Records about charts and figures

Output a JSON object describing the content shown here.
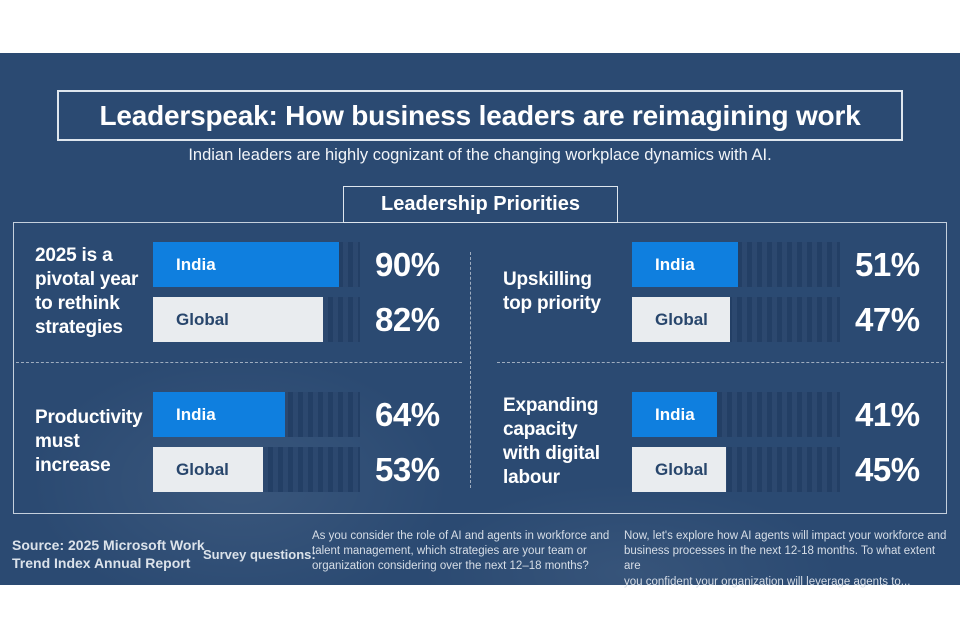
{
  "banner": {
    "title": "Leaderspeak: How business leaders are reimagining work",
    "subtitle": "Indian leaders are highly cognizant of the changing workplace dynamics with AI.",
    "section_header": "Leadership Priorities"
  },
  "colors": {
    "background": "#2b4a72",
    "india_bar": "#0f7fdf",
    "global_bar": "#e9ecef",
    "bar_track": "#25426a",
    "global_label_text": "#28466c"
  },
  "chart_data": {
    "type": "bar",
    "orientation": "horizontal",
    "title": "Leadership Priorities",
    "unit": "%",
    "xlim": [
      0,
      100
    ],
    "categories": [
      "2025 is a pivotal year to rethink strategies",
      "Upskilling top priority",
      "Productivity must increase",
      "Expanding capacity with digital labour"
    ],
    "series": [
      {
        "name": "India",
        "values": [
          90,
          51,
          64,
          41
        ]
      },
      {
        "name": "Global",
        "values": [
          82,
          47,
          53,
          45
        ]
      }
    ],
    "legend_position": "inside-bars",
    "grid": false
  },
  "quadrants": [
    {
      "label": "2025 is a\npivotal year\nto rethink\nstrategies",
      "bars": [
        {
          "group": "India",
          "value": 90,
          "display": "90%"
        },
        {
          "group": "Global",
          "value": 82,
          "display": "82%"
        }
      ]
    },
    {
      "label": "Upskilling\ntop priority",
      "bars": [
        {
          "group": "India",
          "value": 51,
          "display": "51%"
        },
        {
          "group": "Global",
          "value": 47,
          "display": "47%"
        }
      ]
    },
    {
      "label": "Productivity\nmust\nincrease",
      "bars": [
        {
          "group": "India",
          "value": 64,
          "display": "64%"
        },
        {
          "group": "Global",
          "value": 53,
          "display": "53%"
        }
      ]
    },
    {
      "label": "Expanding\ncapacity\nwith digital\nlabour",
      "bars": [
        {
          "group": "India",
          "value": 41,
          "display": "41%"
        },
        {
          "group": "Global",
          "value": 45,
          "display": "45%"
        }
      ]
    }
  ],
  "footer": {
    "source": "Source: 2025 Microsoft Work\nTrend Index Annual Report",
    "survey_label": "Survey questions:",
    "questions": [
      "As you consider the role of AI and agents in workforce and\ntalent management, which strategies are your team or\norganization considering over the next 12–18 months?",
      "Now, let's explore how AI agents will impact your workforce and\nbusiness processes in the next 12-18 months. To what extent are\nyou confident your organization will leverage agents to..."
    ]
  }
}
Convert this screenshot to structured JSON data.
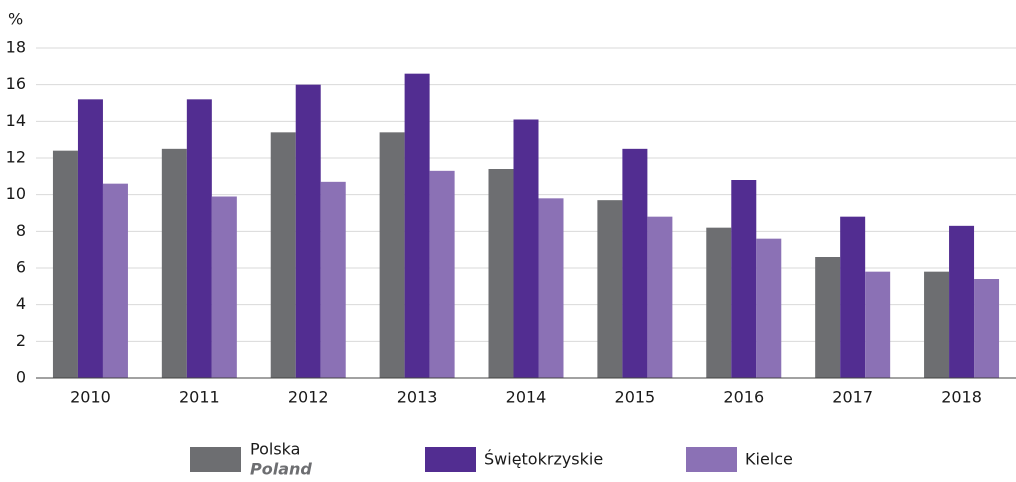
{
  "chart_data": {
    "type": "bar",
    "y_label": "%",
    "categories": [
      "2010",
      "2011",
      "2012",
      "2013",
      "2014",
      "2015",
      "2016",
      "2017",
      "2018"
    ],
    "series": [
      {
        "name": "Polska",
        "name_en": "Poland",
        "color": "#6d6e71",
        "values": [
          12.4,
          12.5,
          13.4,
          13.4,
          11.4,
          9.7,
          8.2,
          6.6,
          5.8
        ]
      },
      {
        "name": "Świętokrzyskie",
        "color": "#522d91",
        "values": [
          15.2,
          15.2,
          16.0,
          16.6,
          14.1,
          12.5,
          10.8,
          8.8,
          8.3
        ]
      },
      {
        "name": "Kielce",
        "color": "#8b71b5",
        "values": [
          10.6,
          9.9,
          10.7,
          11.3,
          9.8,
          8.8,
          7.6,
          5.8,
          5.4
        ]
      }
    ],
    "ylim": [
      0,
      18
    ],
    "yticks": [
      0,
      2,
      4,
      6,
      8,
      10,
      12,
      14,
      16,
      18
    ],
    "grid": true
  }
}
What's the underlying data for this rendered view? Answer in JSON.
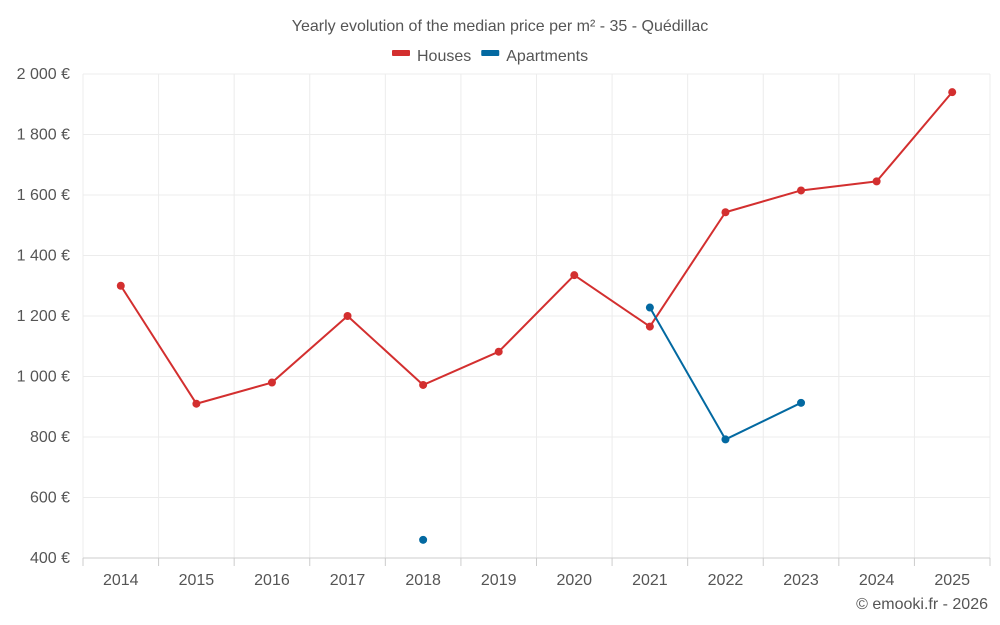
{
  "chart_data": {
    "type": "line",
    "title": "Yearly evolution of the median price per m² - 35 - Quédillac",
    "categories": [
      "2014",
      "2015",
      "2016",
      "2017",
      "2018",
      "2019",
      "2020",
      "2021",
      "2022",
      "2023",
      "2024",
      "2025"
    ],
    "ylim": [
      400,
      2000
    ],
    "yticks": [
      400,
      600,
      800,
      1000,
      1200,
      1400,
      1600,
      1800,
      2000
    ],
    "ytick_labels": [
      "400 €",
      "600 €",
      "800 €",
      "1 000 €",
      "1 200 €",
      "1 400 €",
      "1 600 €",
      "1 800 €",
      "2 000 €"
    ],
    "grid": true,
    "legend_position": "top-center",
    "series": [
      {
        "name": "Houses",
        "color": "#d32f2f",
        "values": [
          1300,
          910,
          980,
          1200,
          972,
          1082,
          1335,
          1165,
          1543,
          1615,
          1645,
          1940
        ]
      },
      {
        "name": "Apartments",
        "color": "#0369a1",
        "values": [
          null,
          null,
          null,
          null,
          460,
          null,
          null,
          1228,
          792,
          913,
          null,
          null
        ]
      }
    ]
  },
  "credit": "© emooki.fr - 2026"
}
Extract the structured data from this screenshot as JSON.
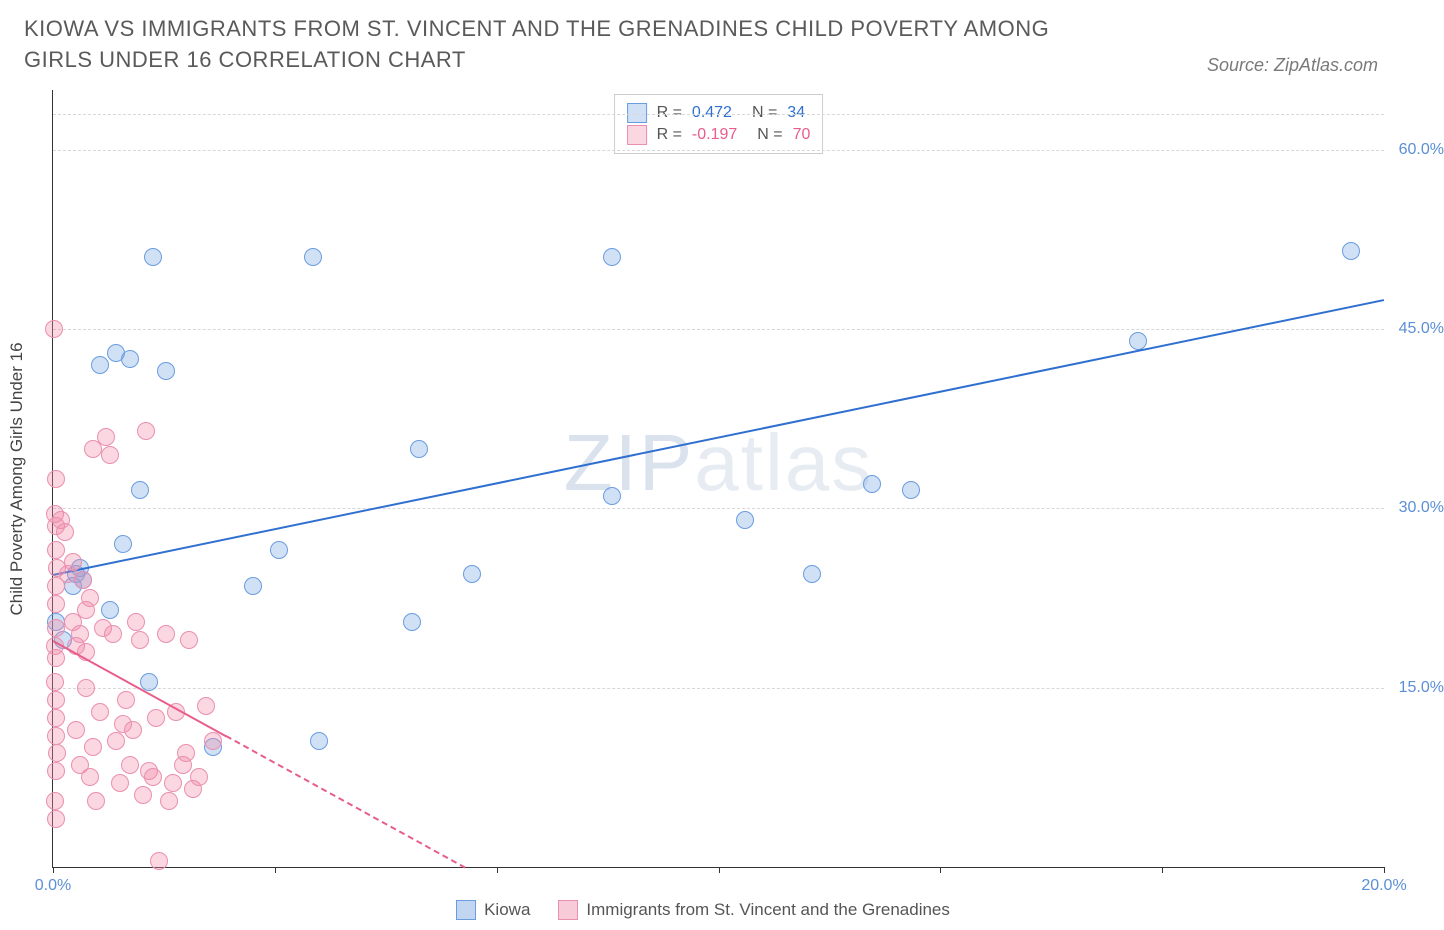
{
  "title": "KIOWA VS IMMIGRANTS FROM ST. VINCENT AND THE GRENADINES CHILD POVERTY AMONG GIRLS UNDER 16 CORRELATION CHART",
  "source": "Source: ZipAtlas.com",
  "watermark": {
    "left": "ZIP",
    "right": "atlas"
  },
  "chart": {
    "type": "scatter",
    "yaxis_title": "Child Poverty Among Girls Under 16",
    "background_color": "#ffffff",
    "grid_color": "#d8d8d8",
    "xlim": [
      0,
      20
    ],
    "ylim": [
      0,
      65
    ],
    "xticks": [
      0,
      3.33,
      6.67,
      10,
      13.33,
      16.67,
      20
    ],
    "xtick_labels": {
      "0": "0.0%",
      "20": "20.0%"
    },
    "yticks": [
      15,
      30,
      45,
      60
    ],
    "ytick_labels": {
      "15": "15.0%",
      "30": "30.0%",
      "45": "45.0%",
      "60": "60.0%"
    },
    "marker_radius": 9,
    "series": [
      {
        "name": "Kiowa",
        "color_fill": "rgba(120,165,225,0.35)",
        "color_stroke": "#6a9de0",
        "trend_color": "#2f6fd0",
        "R": "0.472",
        "N": "34",
        "legend_value_color": "#2f6fd0",
        "trend": {
          "x1": 0,
          "y1": 24.5,
          "x2": 20,
          "y2": 47.5
        },
        "trend_dash_after_x": null,
        "points": [
          [
            0.05,
            20.5
          ],
          [
            0.15,
            19
          ],
          [
            0.3,
            23.5
          ],
          [
            0.35,
            24.5
          ],
          [
            0.4,
            25
          ],
          [
            0.45,
            24
          ],
          [
            0.7,
            42
          ],
          [
            0.85,
            21.5
          ],
          [
            0.95,
            43
          ],
          [
            1.05,
            27
          ],
          [
            1.15,
            42.5
          ],
          [
            1.3,
            31.5
          ],
          [
            1.45,
            15.5
          ],
          [
            1.5,
            51
          ],
          [
            1.7,
            41.5
          ],
          [
            2.4,
            10
          ],
          [
            3.0,
            23.5
          ],
          [
            3.4,
            26.5
          ],
          [
            3.9,
            51
          ],
          [
            4.0,
            10.5
          ],
          [
            5.4,
            20.5
          ],
          [
            5.5,
            35
          ],
          [
            6.3,
            24.5
          ],
          [
            8.4,
            31
          ],
          [
            8.4,
            51
          ],
          [
            10.4,
            29
          ],
          [
            11.4,
            24.5
          ],
          [
            12.3,
            32
          ],
          [
            12.9,
            31.5
          ],
          [
            16.3,
            44
          ],
          [
            19.5,
            51.5
          ]
        ]
      },
      {
        "name": "Immigrants from St. Vincent and the Grenadines",
        "color_fill": "rgba(240,140,170,0.35)",
        "color_stroke": "#ea8fb0",
        "trend_color": "#e85d8a",
        "R": "-0.197",
        "N": "70",
        "legend_value_color": "#e85d8a",
        "trend": {
          "x1": 0,
          "y1": 19,
          "x2": 6.2,
          "y2": 0
        },
        "trend_dash_after_x": 2.6,
        "points": [
          [
            0.02,
            45
          ],
          [
            0.04,
            32.5
          ],
          [
            0.03,
            29.5
          ],
          [
            0.05,
            28.5
          ],
          [
            0.05,
            26.5
          ],
          [
            0.06,
            25
          ],
          [
            0.05,
            23.5
          ],
          [
            0.05,
            22
          ],
          [
            0.04,
            20
          ],
          [
            0.03,
            18.5
          ],
          [
            0.05,
            17.5
          ],
          [
            0.03,
            15.5
          ],
          [
            0.05,
            14
          ],
          [
            0.04,
            12.5
          ],
          [
            0.05,
            11
          ],
          [
            0.06,
            9.5
          ],
          [
            0.04,
            8
          ],
          [
            0.03,
            5.5
          ],
          [
            0.05,
            4
          ],
          [
            0.12,
            29
          ],
          [
            0.18,
            28
          ],
          [
            0.22,
            24.5
          ],
          [
            0.3,
            25.5
          ],
          [
            0.3,
            20.5
          ],
          [
            0.35,
            18.5
          ],
          [
            0.4,
            19.5
          ],
          [
            0.45,
            24
          ],
          [
            0.5,
            21.5
          ],
          [
            0.5,
            18
          ],
          [
            0.55,
            22.5
          ],
          [
            0.35,
            11.5
          ],
          [
            0.4,
            8.5
          ],
          [
            0.5,
            15
          ],
          [
            0.55,
            7.5
          ],
          [
            0.6,
            10
          ],
          [
            0.6,
            35
          ],
          [
            0.65,
            5.5
          ],
          [
            0.7,
            13
          ],
          [
            0.75,
            20
          ],
          [
            0.8,
            36
          ],
          [
            0.85,
            34.5
          ],
          [
            0.9,
            19.5
          ],
          [
            0.95,
            10.5
          ],
          [
            1.0,
            7
          ],
          [
            1.05,
            12
          ],
          [
            1.1,
            14
          ],
          [
            1.15,
            8.5
          ],
          [
            1.2,
            11.5
          ],
          [
            1.25,
            20.5
          ],
          [
            1.3,
            19
          ],
          [
            1.35,
            6
          ],
          [
            1.4,
            36.5
          ],
          [
            1.45,
            8
          ],
          [
            1.5,
            7.5
          ],
          [
            1.55,
            12.5
          ],
          [
            1.6,
            0.5
          ],
          [
            1.7,
            19.5
          ],
          [
            1.75,
            5.5
          ],
          [
            1.8,
            7
          ],
          [
            1.85,
            13
          ],
          [
            1.95,
            8.5
          ],
          [
            2.0,
            9.5
          ],
          [
            2.05,
            19
          ],
          [
            2.1,
            6.5
          ],
          [
            2.2,
            7.5
          ],
          [
            2.3,
            13.5
          ],
          [
            2.4,
            10.5
          ]
        ]
      }
    ]
  },
  "legend_top_labels": {
    "R": "R =",
    "N": "N ="
  },
  "legend_bottom": [
    {
      "label": "Kiowa",
      "fill": "rgba(120,165,225,0.45)",
      "stroke": "#6a9de0"
    },
    {
      "label": "Immigrants from St. Vincent and the Grenadines",
      "fill": "rgba(240,140,170,0.45)",
      "stroke": "#ea8fb0"
    }
  ]
}
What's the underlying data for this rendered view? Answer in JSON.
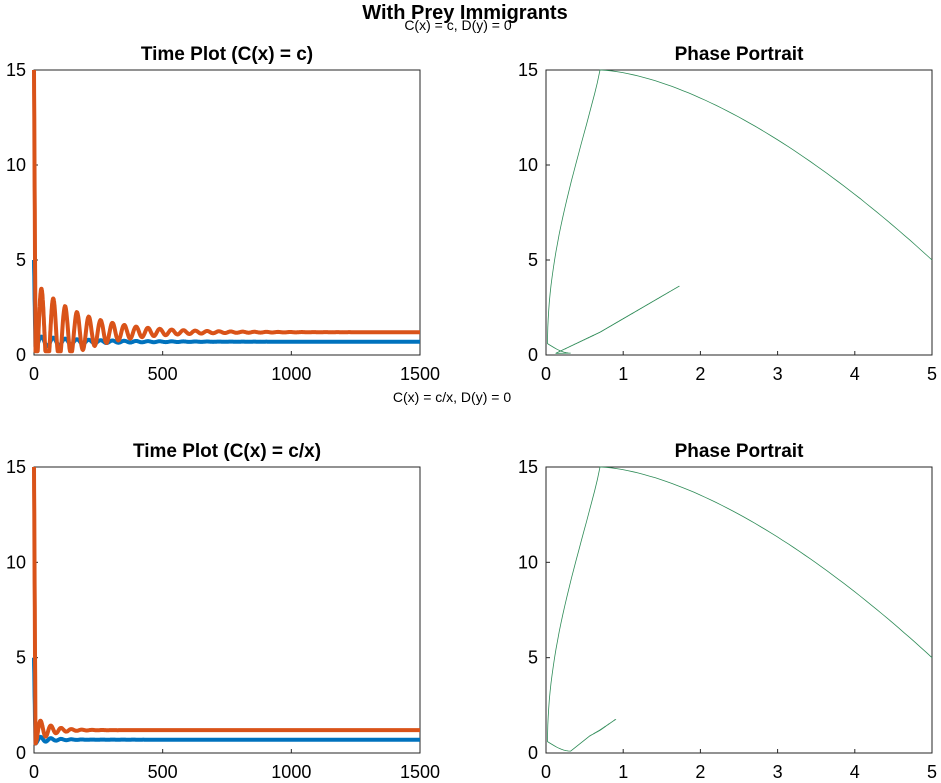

Requirements
Search the records for the word "Priorities". Copy every line that has it.

Response to the exercise
    "section_header": "Leadership Priorities"
    "title": "Leadership Priorities",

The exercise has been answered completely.